(Dataset entries)
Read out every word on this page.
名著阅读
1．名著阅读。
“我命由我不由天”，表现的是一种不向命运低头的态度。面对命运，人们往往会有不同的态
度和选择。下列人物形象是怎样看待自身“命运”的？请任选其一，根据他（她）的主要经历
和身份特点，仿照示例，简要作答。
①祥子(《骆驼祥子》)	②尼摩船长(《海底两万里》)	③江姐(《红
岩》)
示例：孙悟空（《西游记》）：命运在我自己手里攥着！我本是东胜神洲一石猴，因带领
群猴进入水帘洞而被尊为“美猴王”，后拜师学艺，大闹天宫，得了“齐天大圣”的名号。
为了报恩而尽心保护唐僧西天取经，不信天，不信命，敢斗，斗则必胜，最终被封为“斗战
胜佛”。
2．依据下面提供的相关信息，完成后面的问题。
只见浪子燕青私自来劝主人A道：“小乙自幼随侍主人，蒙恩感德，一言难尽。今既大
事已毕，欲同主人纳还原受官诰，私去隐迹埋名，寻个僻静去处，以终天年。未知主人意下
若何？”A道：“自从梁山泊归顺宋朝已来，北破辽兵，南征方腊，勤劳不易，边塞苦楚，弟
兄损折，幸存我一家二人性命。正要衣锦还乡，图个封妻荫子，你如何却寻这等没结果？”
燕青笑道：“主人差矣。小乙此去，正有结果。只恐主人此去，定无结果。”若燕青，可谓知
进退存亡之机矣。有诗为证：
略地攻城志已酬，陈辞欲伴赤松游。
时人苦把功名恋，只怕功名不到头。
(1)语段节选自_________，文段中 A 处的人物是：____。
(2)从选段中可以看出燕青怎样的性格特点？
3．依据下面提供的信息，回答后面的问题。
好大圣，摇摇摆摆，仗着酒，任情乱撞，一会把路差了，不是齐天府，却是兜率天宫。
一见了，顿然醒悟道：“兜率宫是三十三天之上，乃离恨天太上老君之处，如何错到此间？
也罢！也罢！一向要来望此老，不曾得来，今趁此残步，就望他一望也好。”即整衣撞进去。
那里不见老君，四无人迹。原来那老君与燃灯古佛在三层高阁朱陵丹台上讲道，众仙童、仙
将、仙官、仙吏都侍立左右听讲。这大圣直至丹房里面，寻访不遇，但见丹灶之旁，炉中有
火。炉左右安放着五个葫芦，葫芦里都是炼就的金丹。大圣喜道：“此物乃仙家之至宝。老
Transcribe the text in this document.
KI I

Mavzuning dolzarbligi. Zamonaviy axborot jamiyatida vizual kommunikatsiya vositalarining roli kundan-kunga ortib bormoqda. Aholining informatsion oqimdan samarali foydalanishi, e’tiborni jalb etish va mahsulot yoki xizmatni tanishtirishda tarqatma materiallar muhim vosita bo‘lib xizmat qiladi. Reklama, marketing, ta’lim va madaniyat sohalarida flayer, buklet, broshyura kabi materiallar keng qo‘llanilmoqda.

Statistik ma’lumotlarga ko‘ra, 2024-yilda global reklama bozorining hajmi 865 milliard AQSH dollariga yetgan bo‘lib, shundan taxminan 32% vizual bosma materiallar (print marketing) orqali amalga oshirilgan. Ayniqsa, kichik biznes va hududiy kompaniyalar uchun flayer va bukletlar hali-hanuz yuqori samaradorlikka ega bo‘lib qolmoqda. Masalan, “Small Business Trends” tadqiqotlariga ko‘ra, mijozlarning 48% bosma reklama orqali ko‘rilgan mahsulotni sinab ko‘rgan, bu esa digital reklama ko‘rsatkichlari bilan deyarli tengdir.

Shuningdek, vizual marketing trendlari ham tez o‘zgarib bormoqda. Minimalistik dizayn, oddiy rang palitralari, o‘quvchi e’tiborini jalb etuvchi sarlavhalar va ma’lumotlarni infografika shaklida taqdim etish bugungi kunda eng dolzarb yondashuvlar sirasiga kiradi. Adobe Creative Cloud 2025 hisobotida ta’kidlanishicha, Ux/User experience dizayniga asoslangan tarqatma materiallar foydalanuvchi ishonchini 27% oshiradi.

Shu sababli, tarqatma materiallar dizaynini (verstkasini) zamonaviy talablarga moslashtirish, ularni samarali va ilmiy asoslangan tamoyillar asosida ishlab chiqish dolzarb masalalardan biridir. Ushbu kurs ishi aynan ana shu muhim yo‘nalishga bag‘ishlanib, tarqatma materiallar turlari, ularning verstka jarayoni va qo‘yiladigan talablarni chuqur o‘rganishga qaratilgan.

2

REQUIREMENTS:
Check each line above for the string "this" and show the ones that have it.

OUTPUT OF THE EXERCISE:
Read out every word on this page.
Transcribe the text in this document.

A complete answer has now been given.